Only lines with the word "into" are needed; collect each of them from the listing below.

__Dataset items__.
_ _ _ _ _

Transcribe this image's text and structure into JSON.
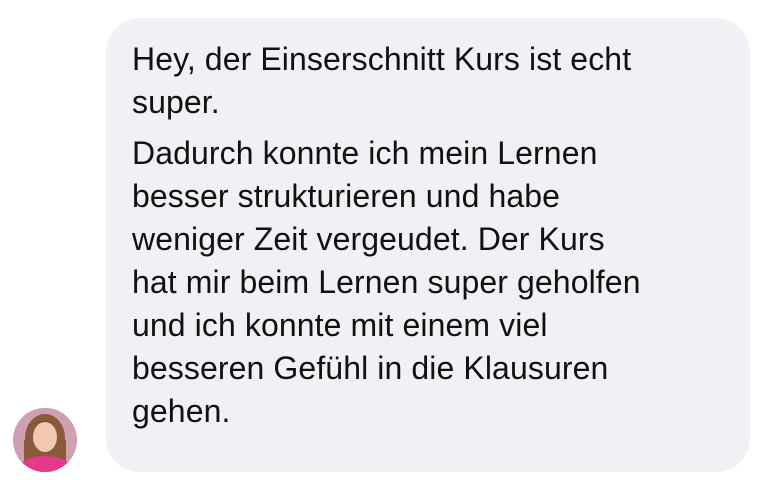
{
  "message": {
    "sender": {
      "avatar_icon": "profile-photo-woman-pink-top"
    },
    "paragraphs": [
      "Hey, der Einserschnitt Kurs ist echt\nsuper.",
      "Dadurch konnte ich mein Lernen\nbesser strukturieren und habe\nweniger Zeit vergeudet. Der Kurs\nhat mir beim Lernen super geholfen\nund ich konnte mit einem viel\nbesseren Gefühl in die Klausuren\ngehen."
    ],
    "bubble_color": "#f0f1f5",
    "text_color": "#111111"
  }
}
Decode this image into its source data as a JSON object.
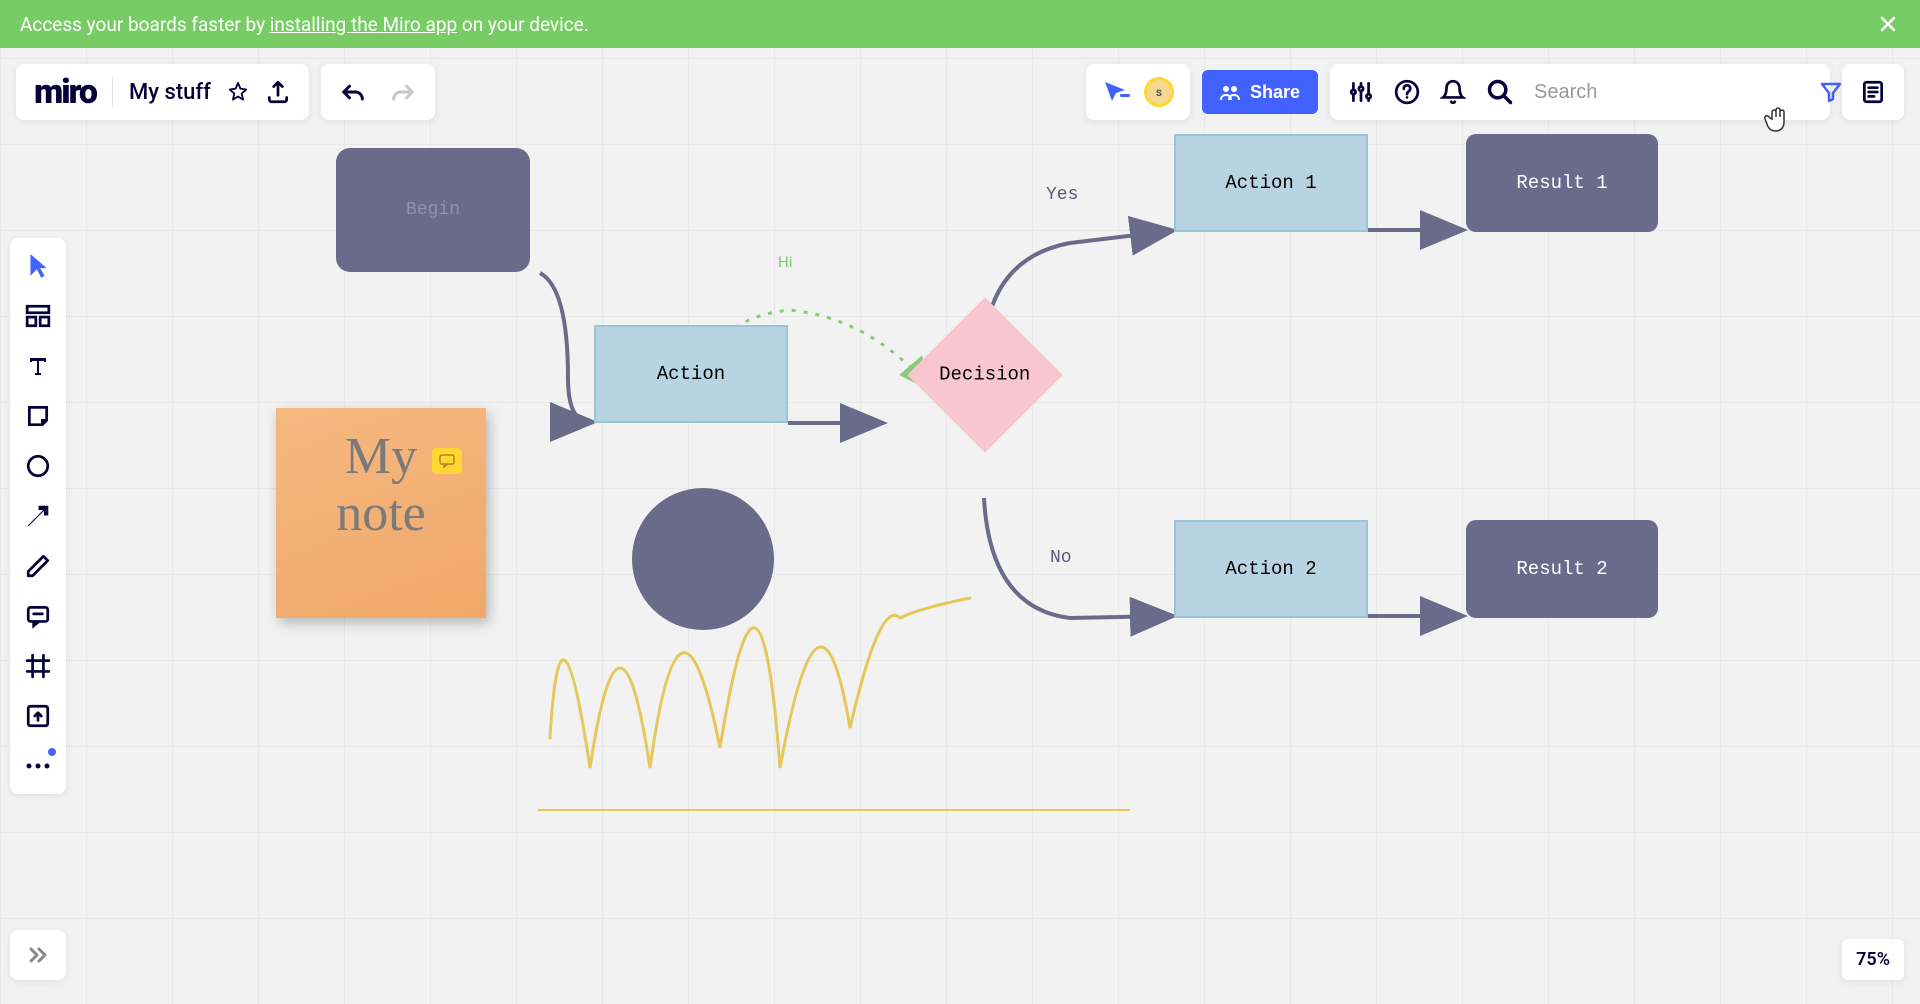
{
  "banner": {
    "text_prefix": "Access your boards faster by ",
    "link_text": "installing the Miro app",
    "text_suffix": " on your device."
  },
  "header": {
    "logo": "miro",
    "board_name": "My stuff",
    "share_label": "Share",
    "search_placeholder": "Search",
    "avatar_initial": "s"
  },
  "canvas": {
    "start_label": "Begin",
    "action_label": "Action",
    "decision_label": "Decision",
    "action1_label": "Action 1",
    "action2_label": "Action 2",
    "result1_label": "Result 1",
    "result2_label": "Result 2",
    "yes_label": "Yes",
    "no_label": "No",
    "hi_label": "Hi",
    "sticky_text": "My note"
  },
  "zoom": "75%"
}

_ _ _ _ _

__SOLUTION FOR THIS EXERCISE__.
Transcribe this image's text and structure into JSON.
Decode this image into its source data as a JSON object.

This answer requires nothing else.